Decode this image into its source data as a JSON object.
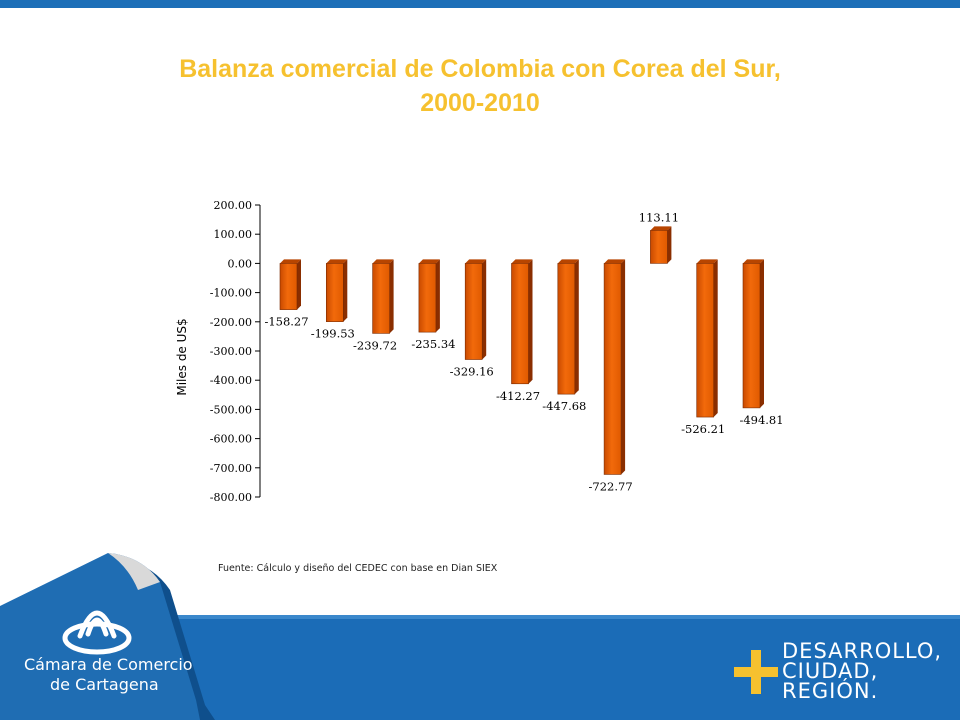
{
  "title_line1": "Balanza comercial de Colombia con Corea del Sur,",
  "title_line2": "2000-2010",
  "source": "Fuente: Cálculo y diseño del CEDEC con base en Dian SIEX",
  "logo": {
    "line1": "Cámara de Comercio",
    "line2": "de Cartagena"
  },
  "slogan": {
    "line1": "DESARROLLO,",
    "line2": "CIUDAD,",
    "line3": "REGIÓN."
  },
  "colors": {
    "bar": "#f26a0b",
    "bar_dark": "#8a2e00",
    "title": "#f6c12f",
    "footer": "#1b6cb7"
  },
  "chart_data": {
    "type": "bar",
    "title": "Balanza comercial de Colombia con Corea del Sur, 2000-2010",
    "ylabel": "Miles de US$",
    "ylim": [
      -800,
      200
    ],
    "yticks": [
      "200.00",
      "100.00",
      "0.00",
      "-100.00",
      "-200.00",
      "-300.00",
      "-400.00",
      "-500.00",
      "-600.00",
      "-700.00",
      "-800.00"
    ],
    "values": [
      -158.27,
      -199.53,
      -239.72,
      -235.34,
      -329.16,
      -412.27,
      -447.68,
      -722.77,
      113.11,
      -526.21,
      -494.81
    ],
    "labels": [
      "-158.27",
      "-199.53",
      "-239.72",
      "-235.34",
      "-329.16",
      "-412.27",
      "-447.68",
      "-722.77",
      "113.11",
      "-526.21",
      "-494.81"
    ]
  }
}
▬▬▬
Show, from the listing above, each line that contains the word "comercial".

# Answer for the task
  "title_line1": "Balanza comercial de Colombia con Corea del Sur,",
    "title": "Balanza comercial de Colombia con Corea del Sur, 2000-2010",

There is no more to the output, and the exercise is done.